# Start of DATA LISTING
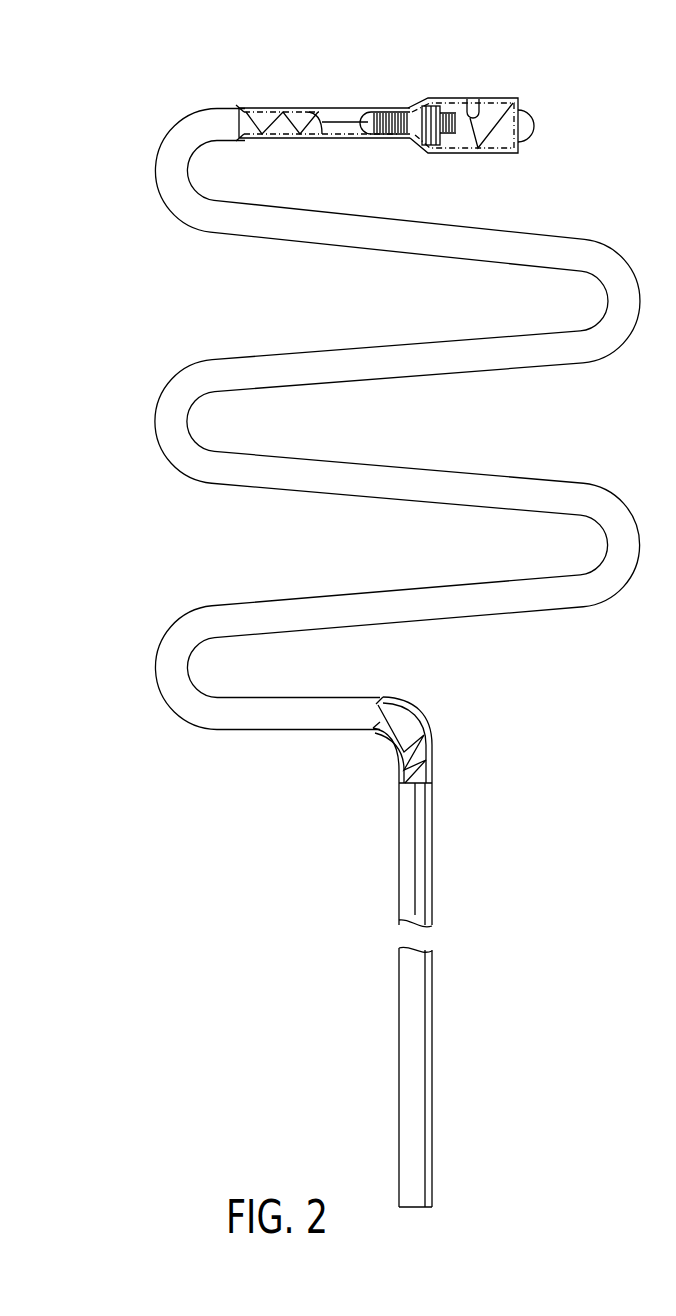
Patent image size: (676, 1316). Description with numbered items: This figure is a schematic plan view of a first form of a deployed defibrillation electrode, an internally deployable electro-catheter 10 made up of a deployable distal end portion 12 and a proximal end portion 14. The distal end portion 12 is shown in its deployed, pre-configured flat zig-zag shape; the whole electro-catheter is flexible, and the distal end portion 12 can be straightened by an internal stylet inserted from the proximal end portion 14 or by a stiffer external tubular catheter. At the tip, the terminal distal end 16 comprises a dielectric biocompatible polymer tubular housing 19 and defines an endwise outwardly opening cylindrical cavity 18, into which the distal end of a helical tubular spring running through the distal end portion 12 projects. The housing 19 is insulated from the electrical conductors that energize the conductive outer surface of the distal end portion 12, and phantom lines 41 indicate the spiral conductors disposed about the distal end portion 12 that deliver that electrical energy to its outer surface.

The internally deployable electro-catheter 10 is at (440, 800).
The deployable distal end portion 12 is at (152, 413).
The proximal end portion 14 is at (433, 1023).
The terminal distal end 16 is at (427, 98).
The cylindrical cavity 18 is at (478, 114).
The tubular housing 19 is at (441, 99).
The phantom lines 41 is at (250, 118).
# End of DATA LISTING
*SHORT EXERCISE*
Lay out every line of the material above as a JSON list of strings, one string per line, leaving out blank lines and the pictures.

*ANSWER FOR THE TASK*
[
  "Patent image size: (676, 1316). Description with numbered items: This figure is a schematic plan view of a first form of a deployed defibrillation electrode, an internally deployable electro-catheter 10 made up of a deployable distal end portion 12 and a proximal end portion 14. The distal end portion 12 is shown in its deployed, pre-configured flat zig-zag shape; the whole electro-catheter is flexible, and the distal end portion 12 can be straightened by an internal stylet inserted from the proximal end portion 14 or by a stiffer external tubular catheter. At the tip, the terminal distal end 16 comprises a dielectric biocompatible polymer tubular housing 19 and defines an endwise outwardly opening cylindrical cavity 18, into which the distal end of a helical tubular spring running through the distal end portion 12 projects. The housing 19 is insulated from the electrical conductors that energize the conductive outer surface of the distal end portion 12, and phantom lines 41 indicate the spiral conductors disposed about the distal end portion 12 that deliver that electrical energy to its outer surface.",
  "The internally deployable electro-catheter 10 is at (440, 800).",
  "The deployable distal end portion 12 is at (152, 413).",
  "The proximal end portion 14 is at (433, 1023).",
  "The terminal distal end 16 is at (427, 98).",
  "The cylindrical cavity 18 is at (478, 114).",
  "The tubular housing 19 is at (441, 99).",
  "The phantom lines 41 is at (250, 118)."
]